- Problem requirements
Copy out the complete listing, word for word.

- Material shown
━━━━━━━━━━━━━━━━

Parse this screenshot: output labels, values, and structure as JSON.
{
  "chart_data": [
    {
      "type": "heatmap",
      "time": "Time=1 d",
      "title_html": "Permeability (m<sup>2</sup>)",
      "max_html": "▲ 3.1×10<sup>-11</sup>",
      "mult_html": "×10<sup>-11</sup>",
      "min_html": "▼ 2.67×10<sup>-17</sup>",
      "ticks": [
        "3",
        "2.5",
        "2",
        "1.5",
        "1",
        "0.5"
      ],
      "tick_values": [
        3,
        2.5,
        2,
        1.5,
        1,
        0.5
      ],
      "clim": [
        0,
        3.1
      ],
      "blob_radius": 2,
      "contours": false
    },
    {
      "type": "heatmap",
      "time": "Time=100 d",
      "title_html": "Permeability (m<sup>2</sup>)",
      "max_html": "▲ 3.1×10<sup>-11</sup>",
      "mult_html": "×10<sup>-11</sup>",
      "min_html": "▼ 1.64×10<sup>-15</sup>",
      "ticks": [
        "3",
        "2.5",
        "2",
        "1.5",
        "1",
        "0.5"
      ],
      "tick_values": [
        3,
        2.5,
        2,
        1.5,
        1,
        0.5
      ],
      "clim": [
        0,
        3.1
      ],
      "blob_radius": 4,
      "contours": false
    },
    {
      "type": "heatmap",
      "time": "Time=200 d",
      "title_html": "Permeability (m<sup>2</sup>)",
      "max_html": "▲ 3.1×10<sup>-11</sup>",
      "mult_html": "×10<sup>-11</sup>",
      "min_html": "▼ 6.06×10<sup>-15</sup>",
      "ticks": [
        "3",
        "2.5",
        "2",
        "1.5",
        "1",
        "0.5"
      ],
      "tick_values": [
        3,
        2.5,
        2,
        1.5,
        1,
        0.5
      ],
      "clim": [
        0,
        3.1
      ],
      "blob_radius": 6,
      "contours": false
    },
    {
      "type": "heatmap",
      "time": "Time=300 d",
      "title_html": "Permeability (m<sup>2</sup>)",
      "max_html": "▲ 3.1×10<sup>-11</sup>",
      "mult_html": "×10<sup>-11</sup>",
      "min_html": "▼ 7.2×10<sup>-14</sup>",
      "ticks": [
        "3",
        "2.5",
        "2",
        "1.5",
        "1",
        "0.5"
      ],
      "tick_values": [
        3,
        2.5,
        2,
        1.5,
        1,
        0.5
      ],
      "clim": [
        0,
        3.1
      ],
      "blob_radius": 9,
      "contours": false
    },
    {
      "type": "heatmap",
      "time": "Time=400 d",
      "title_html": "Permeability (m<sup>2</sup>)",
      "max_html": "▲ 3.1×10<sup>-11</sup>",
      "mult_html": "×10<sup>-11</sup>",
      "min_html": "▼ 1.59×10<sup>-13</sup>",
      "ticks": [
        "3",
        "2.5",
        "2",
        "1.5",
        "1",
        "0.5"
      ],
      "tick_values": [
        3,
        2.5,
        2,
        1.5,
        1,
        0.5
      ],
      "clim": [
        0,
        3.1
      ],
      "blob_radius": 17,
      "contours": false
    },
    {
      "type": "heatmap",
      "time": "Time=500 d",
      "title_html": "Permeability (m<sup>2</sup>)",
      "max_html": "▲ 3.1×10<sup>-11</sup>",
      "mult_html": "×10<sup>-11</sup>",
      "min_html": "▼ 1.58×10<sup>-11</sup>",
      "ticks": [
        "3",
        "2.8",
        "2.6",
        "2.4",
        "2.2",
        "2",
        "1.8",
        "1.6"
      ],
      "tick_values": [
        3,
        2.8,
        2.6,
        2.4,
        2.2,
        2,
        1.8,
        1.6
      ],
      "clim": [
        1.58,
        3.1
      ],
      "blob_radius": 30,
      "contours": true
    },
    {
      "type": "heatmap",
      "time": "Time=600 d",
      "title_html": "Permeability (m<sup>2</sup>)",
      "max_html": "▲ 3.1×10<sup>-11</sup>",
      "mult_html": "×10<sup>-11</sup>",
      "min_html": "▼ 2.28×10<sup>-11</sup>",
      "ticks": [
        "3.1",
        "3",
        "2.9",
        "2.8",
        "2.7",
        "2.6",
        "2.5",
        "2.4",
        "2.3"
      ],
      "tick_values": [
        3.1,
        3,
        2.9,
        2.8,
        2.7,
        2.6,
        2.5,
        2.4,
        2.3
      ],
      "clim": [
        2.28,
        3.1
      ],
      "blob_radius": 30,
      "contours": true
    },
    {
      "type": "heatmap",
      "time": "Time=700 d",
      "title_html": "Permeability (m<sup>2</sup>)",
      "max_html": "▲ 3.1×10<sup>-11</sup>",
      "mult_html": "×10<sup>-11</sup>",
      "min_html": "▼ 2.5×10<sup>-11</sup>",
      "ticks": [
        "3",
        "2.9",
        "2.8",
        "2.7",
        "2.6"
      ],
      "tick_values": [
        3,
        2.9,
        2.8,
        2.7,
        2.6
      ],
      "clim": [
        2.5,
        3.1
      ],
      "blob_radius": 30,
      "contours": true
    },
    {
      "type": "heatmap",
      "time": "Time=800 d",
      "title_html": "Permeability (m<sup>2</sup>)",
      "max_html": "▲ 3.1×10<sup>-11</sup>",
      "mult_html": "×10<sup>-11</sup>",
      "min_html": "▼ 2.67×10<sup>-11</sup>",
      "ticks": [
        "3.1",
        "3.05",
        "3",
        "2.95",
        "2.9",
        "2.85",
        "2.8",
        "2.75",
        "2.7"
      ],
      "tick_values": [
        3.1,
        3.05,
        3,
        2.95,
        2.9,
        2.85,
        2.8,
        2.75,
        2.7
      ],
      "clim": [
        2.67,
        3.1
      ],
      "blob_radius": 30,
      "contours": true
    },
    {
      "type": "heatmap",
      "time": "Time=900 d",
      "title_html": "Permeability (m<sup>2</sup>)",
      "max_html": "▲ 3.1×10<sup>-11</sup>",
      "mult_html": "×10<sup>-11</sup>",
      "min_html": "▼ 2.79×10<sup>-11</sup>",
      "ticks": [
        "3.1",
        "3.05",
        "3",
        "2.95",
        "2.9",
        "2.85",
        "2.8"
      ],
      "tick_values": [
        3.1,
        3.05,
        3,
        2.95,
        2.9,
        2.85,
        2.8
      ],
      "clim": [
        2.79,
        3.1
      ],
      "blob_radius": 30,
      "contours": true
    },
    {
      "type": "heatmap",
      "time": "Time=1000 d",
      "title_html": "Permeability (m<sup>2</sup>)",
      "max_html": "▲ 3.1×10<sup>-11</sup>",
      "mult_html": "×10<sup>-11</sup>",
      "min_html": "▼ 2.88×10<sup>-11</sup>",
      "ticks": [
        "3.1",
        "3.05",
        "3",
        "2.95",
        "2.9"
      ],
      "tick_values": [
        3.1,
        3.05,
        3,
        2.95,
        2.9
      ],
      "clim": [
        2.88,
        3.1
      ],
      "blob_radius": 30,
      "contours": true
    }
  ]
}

━━━━━━━━━━━━━━━━

- Response to this task
Parse this screenshot: output labels, values, and structure as JSON.
{
  "chart_data": [
    {
      "type": "heatmap",
      "time": "Time=1 d",
      "title_html": "Permeability (m<sup>2</sup>)",
      "max_html": "▲ 3.1×10<sup>-11</sup>",
      "mult_html": "×10<sup>-11</sup>",
      "min_html": "▼ 2.67×10<sup>-17</sup>",
      "ticks": [
        "3",
        "2.5",
        "2",
        "1.5",
        "1",
        "0.5"
      ],
      "tick_values": [
        3,
        2.5,
        2,
        1.5,
        1,
        0.5
      ],
      "clim": [
        0,
        3.1
      ],
      "blob_radius": 2,
      "contours": false
    },
    {
      "type": "heatmap",
      "time": "Time=100 d",
      "title_html": "Permeability (m<sup>2</sup>)",
      "max_html": "▲ 3.1×10<sup>-11</sup>",
      "mult_html": "×10<sup>-11</sup>",
      "min_html": "▼ 1.64×10<sup>-15</sup>",
      "ticks": [
        "3",
        "2.5",
        "2",
        "1.5",
        "1",
        "0.5"
      ],
      "tick_values": [
        3,
        2.5,
        2,
        1.5,
        1,
        0.5
      ],
      "clim": [
        0,
        3.1
      ],
      "blob_radius": 4,
      "contours": false
    },
    {
      "type": "heatmap",
      "time": "Time=200 d",
      "title_html": "Permeability (m<sup>2</sup>)",
      "max_html": "▲ 3.1×10<sup>-11</sup>",
      "mult_html": "×10<sup>-11</sup>",
      "min_html": "▼ 6.06×10<sup>-15</sup>",
      "ticks": [
        "3",
        "2.5",
        "2",
        "1.5",
        "1",
        "0.5"
      ],
      "tick_values": [
        3,
        2.5,
        2,
        1.5,
        1,
        0.5
      ],
      "clim": [
        0,
        3.1
      ],
      "blob_radius": 6,
      "contours": false
    },
    {
      "type": "heatmap",
      "time": "Time=300 d",
      "title_html": "Permeability (m<sup>2</sup>)",
      "max_html": "▲ 3.1×10<sup>-11</sup>",
      "mult_html": "×10<sup>-11</sup>",
      "min_html": "▼ 7.2×10<sup>-14</sup>",
      "ticks": [
        "3",
        "2.5",
        "2",
        "1.5",
        "1",
        "0.5"
      ],
      "tick_values": [
        3,
        2.5,
        2,
        1.5,
        1,
        0.5
      ],
      "clim": [
        0,
        3.1
      ],
      "blob_radius": 9,
      "contours": false
    },
    {
      "type": "heatmap",
      "time": "Time=400 d",
      "title_html": "Permeability (m<sup>2</sup>)",
      "max_html": "▲ 3.1×10<sup>-11</sup>",
      "mult_html": "×10<sup>-11</sup>",
      "min_html": "▼ 1.59×10<sup>-13</sup>",
      "ticks": [
        "3",
        "2.5",
        "2",
        "1.5",
        "1",
        "0.5"
      ],
      "tick_values": [
        3,
        2.5,
        2,
        1.5,
        1,
        0.5
      ],
      "clim": [
        0,
        3.1
      ],
      "blob_radius": 17,
      "contours": false
    },
    {
      "type": "heatmap",
      "time": "Time=500 d",
      "title_html": "Permeability (m<sup>2</sup>)",
      "max_html": "▲ 3.1×10<sup>-11</sup>",
      "mult_html": "×10<sup>-11</sup>",
      "min_html": "▼ 1.58×10<sup>-11</sup>",
      "ticks": [
        "3",
        "2.8",
        "2.6",
        "2.4",
        "2.2",
        "2",
        "1.8",
        "1.6"
      ],
      "tick_values": [
        3,
        2.8,
        2.6,
        2.4,
        2.2,
        2,
        1.8,
        1.6
      ],
      "clim": [
        1.58,
        3.1
      ],
      "blob_radius": 30,
      "contours": true
    },
    {
      "type": "heatmap",
      "time": "Time=600 d",
      "title_html": "Permeability (m<sup>2</sup>)",
      "max_html": "▲ 3.1×10<sup>-11</sup>",
      "mult_html": "×10<sup>-11</sup>",
      "min_html": "▼ 2.28×10<sup>-11</sup>",
      "ticks": [
        "3.1",
        "3",
        "2.9",
        "2.8",
        "2.7",
        "2.6",
        "2.5",
        "2.4",
        "2.3"
      ],
      "tick_values": [
        3.1,
        3,
        2.9,
        2.8,
        2.7,
        2.6,
        2.5,
        2.4,
        2.3
      ],
      "clim": [
        2.28,
        3.1
      ],
      "blob_radius": 30,
      "contours": true
    },
    {
      "type": "heatmap",
      "time": "Time=700 d",
      "title_html": "Permeability (m<sup>2</sup>)",
      "max_html": "▲ 3.1×10<sup>-11</sup>",
      "mult_html": "×10<sup>-11</sup>",
      "min_html": "▼ 2.5×10<sup>-11</sup>",
      "ticks": [
        "3",
        "2.9",
        "2.8",
        "2.7",
        "2.6"
      ],
      "tick_values": [
        3,
        2.9,
        2.8,
        2.7,
        2.6
      ],
      "clim": [
        2.5,
        3.1
      ],
      "blob_radius": 30,
      "contours": true
    },
    {
      "type": "heatmap",
      "time": "Time=800 d",
      "title_html": "Permeability (m<sup>2</sup>)",
      "max_html": "▲ 3.1×10<sup>-11</sup>",
      "mult_html": "×10<sup>-11</sup>",
      "min_html": "▼ 2.67×10<sup>-11</sup>",
      "ticks": [
        "3.1",
        "3.05",
        "3",
        "2.95",
        "2.9",
        "2.85",
        "2.8",
        "2.75",
        "2.7"
      ],
      "tick_values": [
        3.1,
        3.05,
        3,
        2.95,
        2.9,
        2.85,
        2.8,
        2.75,
        2.7
      ],
      "clim": [
        2.67,
        3.1
      ],
      "blob_radius": 30,
      "contours": true
    },
    {
      "type": "heatmap",
      "time": "Time=900 d",
      "title_html": "Permeability (m<sup>2</sup>)",
      "max_html": "▲ 3.1×10<sup>-11</sup>",
      "mult_html": "×10<sup>-11</sup>",
      "min_html": "▼ 2.79×10<sup>-11</sup>",
      "ticks": [
        "3.1",
        "3.05",
        "3",
        "2.95",
        "2.9",
        "2.85",
        "2.8"
      ],
      "tick_values": [
        3.1,
        3.05,
        3,
        2.95,
        2.9,
        2.85,
        2.8
      ],
      "clim": [
        2.79,
        3.1
      ],
      "blob_radius": 30,
      "contours": true
    },
    {
      "type": "heatmap",
      "time": "Time=1000 d",
      "title_html": "Permeability (m<sup>2</sup>)",
      "max_html": "▲ 3.1×10<sup>-11</sup>",
      "mult_html": "×10<sup>-11</sup>",
      "min_html": "▼ 2.88×10<sup>-11</sup>",
      "ticks": [
        "3.1",
        "3.05",
        "3",
        "2.95",
        "2.9"
      ],
      "tick_values": [
        3.1,
        3.05,
        3,
        2.95,
        2.9
      ],
      "clim": [
        2.88,
        3.1
      ],
      "blob_radius": 30,
      "contours": true
    }
  ]
}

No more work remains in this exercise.